Work to do
The records below must be retyped exactly.

Recorded information
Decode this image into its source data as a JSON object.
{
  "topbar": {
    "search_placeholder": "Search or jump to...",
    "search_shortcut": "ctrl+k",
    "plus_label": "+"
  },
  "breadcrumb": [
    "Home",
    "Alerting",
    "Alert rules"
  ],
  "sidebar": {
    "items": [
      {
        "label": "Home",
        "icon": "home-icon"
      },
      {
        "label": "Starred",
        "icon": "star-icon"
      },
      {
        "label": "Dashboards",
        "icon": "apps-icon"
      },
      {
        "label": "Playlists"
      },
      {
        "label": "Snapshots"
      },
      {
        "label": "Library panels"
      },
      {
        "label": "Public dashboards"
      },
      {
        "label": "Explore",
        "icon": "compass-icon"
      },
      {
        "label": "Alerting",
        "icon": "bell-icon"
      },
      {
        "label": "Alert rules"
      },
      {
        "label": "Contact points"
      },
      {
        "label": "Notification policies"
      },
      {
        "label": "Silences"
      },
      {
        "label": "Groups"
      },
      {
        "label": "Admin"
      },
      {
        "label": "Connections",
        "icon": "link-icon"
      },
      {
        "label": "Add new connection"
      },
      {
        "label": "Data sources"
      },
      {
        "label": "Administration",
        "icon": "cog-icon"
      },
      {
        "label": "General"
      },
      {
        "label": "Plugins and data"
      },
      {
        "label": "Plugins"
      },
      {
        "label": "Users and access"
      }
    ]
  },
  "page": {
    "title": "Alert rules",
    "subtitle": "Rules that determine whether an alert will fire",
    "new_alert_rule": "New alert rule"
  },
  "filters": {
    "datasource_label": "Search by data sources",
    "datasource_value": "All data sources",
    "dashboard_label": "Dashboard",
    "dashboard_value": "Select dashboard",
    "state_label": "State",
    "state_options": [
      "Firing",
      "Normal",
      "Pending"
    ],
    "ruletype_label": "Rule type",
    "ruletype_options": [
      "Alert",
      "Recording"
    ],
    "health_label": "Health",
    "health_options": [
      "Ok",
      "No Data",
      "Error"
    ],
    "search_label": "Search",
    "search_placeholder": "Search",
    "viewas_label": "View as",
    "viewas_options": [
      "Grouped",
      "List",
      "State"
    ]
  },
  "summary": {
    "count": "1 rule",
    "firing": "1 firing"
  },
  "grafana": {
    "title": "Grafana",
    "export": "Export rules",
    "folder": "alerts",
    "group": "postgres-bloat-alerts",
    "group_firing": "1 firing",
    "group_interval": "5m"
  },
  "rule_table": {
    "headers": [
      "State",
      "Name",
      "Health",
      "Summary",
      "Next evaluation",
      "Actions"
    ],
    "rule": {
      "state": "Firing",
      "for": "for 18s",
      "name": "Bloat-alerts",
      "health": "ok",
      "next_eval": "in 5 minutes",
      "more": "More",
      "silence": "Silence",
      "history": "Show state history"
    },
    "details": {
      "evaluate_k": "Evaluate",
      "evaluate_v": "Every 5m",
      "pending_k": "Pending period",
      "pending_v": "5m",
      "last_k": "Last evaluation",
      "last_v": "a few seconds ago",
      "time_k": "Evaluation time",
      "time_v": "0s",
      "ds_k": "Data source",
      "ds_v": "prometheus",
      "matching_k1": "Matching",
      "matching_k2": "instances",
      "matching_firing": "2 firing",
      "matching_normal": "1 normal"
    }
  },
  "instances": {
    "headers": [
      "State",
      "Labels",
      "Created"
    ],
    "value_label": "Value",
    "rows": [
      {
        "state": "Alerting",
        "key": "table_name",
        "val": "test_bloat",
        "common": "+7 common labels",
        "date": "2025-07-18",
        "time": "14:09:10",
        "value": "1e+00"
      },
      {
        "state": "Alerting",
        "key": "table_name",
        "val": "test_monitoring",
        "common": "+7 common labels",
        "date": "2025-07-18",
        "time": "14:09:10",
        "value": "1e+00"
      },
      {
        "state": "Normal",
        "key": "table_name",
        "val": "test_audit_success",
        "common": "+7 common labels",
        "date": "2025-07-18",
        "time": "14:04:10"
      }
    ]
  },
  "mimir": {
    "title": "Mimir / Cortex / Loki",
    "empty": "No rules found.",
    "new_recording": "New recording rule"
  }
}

Result of the task
Decode this image into its source data as a JSON object.
{
  "topbar": {
    "search_placeholder": "Search or jump to...",
    "search_shortcut": "ctrl+k",
    "plus_label": "+"
  },
  "breadcrumb": [
    "Home",
    "Alerting",
    "Alert rules"
  ],
  "sidebar": {
    "items": [
      {
        "label": "Home",
        "icon": "home-icon"
      },
      {
        "label": "Starred",
        "icon": "star-icon"
      },
      {
        "label": "Dashboards",
        "icon": "apps-icon"
      },
      {
        "label": "Playlists"
      },
      {
        "label": "Snapshots"
      },
      {
        "label": "Library panels"
      },
      {
        "label": "Public dashboards"
      },
      {
        "label": "Explore",
        "icon": "compass-icon"
      },
      {
        "label": "Alerting",
        "icon": "bell-icon"
      },
      {
        "label": "Alert rules"
      },
      {
        "label": "Contact points"
      },
      {
        "label": "Notification policies"
      },
      {
        "label": "Silences"
      },
      {
        "label": "Groups"
      },
      {
        "label": "Admin"
      },
      {
        "label": "Connections",
        "icon": "link-icon"
      },
      {
        "label": "Add new connection"
      },
      {
        "label": "Data sources"
      },
      {
        "label": "Administration",
        "icon": "cog-icon"
      },
      {
        "label": "General"
      },
      {
        "label": "Plugins and data"
      },
      {
        "label": "Plugins"
      },
      {
        "label": "Users and access"
      }
    ]
  },
  "page": {
    "title": "Alert rules",
    "subtitle": "Rules that determine whether an alert will fire",
    "new_alert_rule": "New alert rule"
  },
  "filters": {
    "datasource_label": "Search by data sources",
    "datasource_value": "All data sources",
    "dashboard_label": "Dashboard",
    "dashboard_value": "Select dashboard",
    "state_label": "State",
    "state_options": [
      "Firing",
      "Normal",
      "Pending"
    ],
    "ruletype_label": "Rule type",
    "ruletype_options": [
      "Alert",
      "Recording"
    ],
    "health_label": "Health",
    "health_options": [
      "Ok",
      "No Data",
      "Error"
    ],
    "search_label": "Search",
    "search_placeholder": "Search",
    "viewas_label": "View as",
    "viewas_options": [
      "Grouped",
      "List",
      "State"
    ]
  },
  "summary": {
    "count": "1 rule",
    "firing": "1 firing"
  },
  "grafana": {
    "title": "Grafana",
    "export": "Export rules",
    "folder": "alerts",
    "group": "postgres-bloat-alerts",
    "group_firing": "1 firing",
    "group_interval": "5m"
  },
  "rule_table": {
    "headers": [
      "State",
      "Name",
      "Health",
      "Summary",
      "Next evaluation",
      "Actions"
    ],
    "rule": {
      "state": "Firing",
      "for": "for 18s",
      "name": "Bloat-alerts",
      "health": "ok",
      "next_eval": "in 5 minutes",
      "more": "More",
      "silence": "Silence",
      "history": "Show state history"
    },
    "details": {
      "evaluate_k": "Evaluate",
      "evaluate_v": "Every 5m",
      "pending_k": "Pending period",
      "pending_v": "5m",
      "last_k": "Last evaluation",
      "last_v": "a few seconds ago",
      "time_k": "Evaluation time",
      "time_v": "0s",
      "ds_k": "Data source",
      "ds_v": "prometheus",
      "matching_k1": "Matching",
      "matching_k2": "instances",
      "matching_firing": "2 firing",
      "matching_normal": "1 normal"
    }
  },
  "instances": {
    "headers": [
      "State",
      "Labels",
      "Created"
    ],
    "value_label": "Value",
    "rows": [
      {
        "state": "Alerting",
        "key": "table_name",
        "val": "test_bloat",
        "common": "+7 common labels",
        "date": "2025-07-18",
        "time": "14:09:10",
        "value": "1e+00"
      },
      {
        "state": "Alerting",
        "key": "table_name",
        "val": "test_monitoring",
        "common": "+7 common labels",
        "date": "2025-07-18",
        "time": "14:09:10",
        "value": "1e+00"
      },
      {
        "state": "Normal",
        "key": "table_name",
        "val": "test_audit_success",
        "common": "+7 common labels",
        "date": "2025-07-18",
        "time": "14:04:10"
      }
    ]
  },
  "mimir": {
    "title": "Mimir / Cortex / Loki",
    "empty": "No rules found.",
    "new_recording": "New recording rule"
  }
}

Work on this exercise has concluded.